── INFORMATION GIVEN

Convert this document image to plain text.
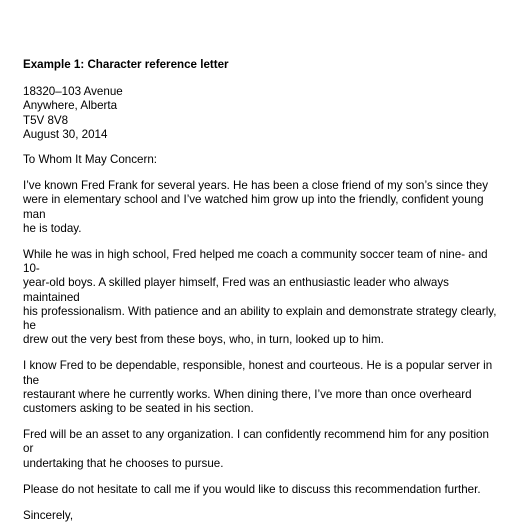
Example 1: Character reference letter
18320–103 Avenue
Anywhere, Alberta
T5V 8V8
August 30, 2014
To Whom It May Concern:
I’ve known Fred Frank for several years. He has been a close friend of my son’s since they
were in elementary school and I’ve watched him grow up into the friendly, confident young man
he is today.
While he was in high school, Fred helped me coach a community soccer team of nine- and 10-
year-old boys. A skilled player himself, Fred was an enthusiastic leader who always maintained
his professionalism. With patience and an ability to explain and demonstrate strategy clearly, he
drew out the very best from these boys, who, in turn, looked up to him.
I know Fred to be dependable, responsible, honest and courteous. He is a popular server in the
restaurant where he currently works. When dining there, I’ve more than once overheard
customers asking to be seated in his section.
Fred will be an asset to any organization. I can confidently recommend him for any position or
undertaking that he chooses to pursue.
Please do not hesitate to call me if you would like to discuss this recommendation further.
Sincerely,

────

_DIRECTIONS:_
In the copy, include all records verbatim but no images.

_THE OUTPUT:_
Convert this document image to plain text.
Example 1: Character reference letter
18320–103 Avenue
Anywhere, Alberta
T5V 8V8
August 30, 2014
To Whom It May Concern:
I’ve known Fred Frank for several years. He has been a close friend of my son’s since they
were in elementary school and I’ve watched him grow up into the friendly, confident young man
he is today.
While he was in high school, Fred helped me coach a community soccer team of nine- and 10-
year-old boys. A skilled player himself, Fred was an enthusiastic leader who always maintained
his professionalism. With patience and an ability to explain and demonstrate strategy clearly, he
drew out the very best from these boys, who, in turn, looked up to him.
I know Fred to be dependable, responsible, honest and courteous. He is a popular server in the
restaurant where he currently works. When dining there, I’ve more than once overheard
customers asking to be seated in his section.
Fred will be an asset to any organization. I can confidently recommend him for any position or
undertaking that he chooses to pursue.
Please do not hesitate to call me if you would like to discuss this recommendation further.
Sincerely,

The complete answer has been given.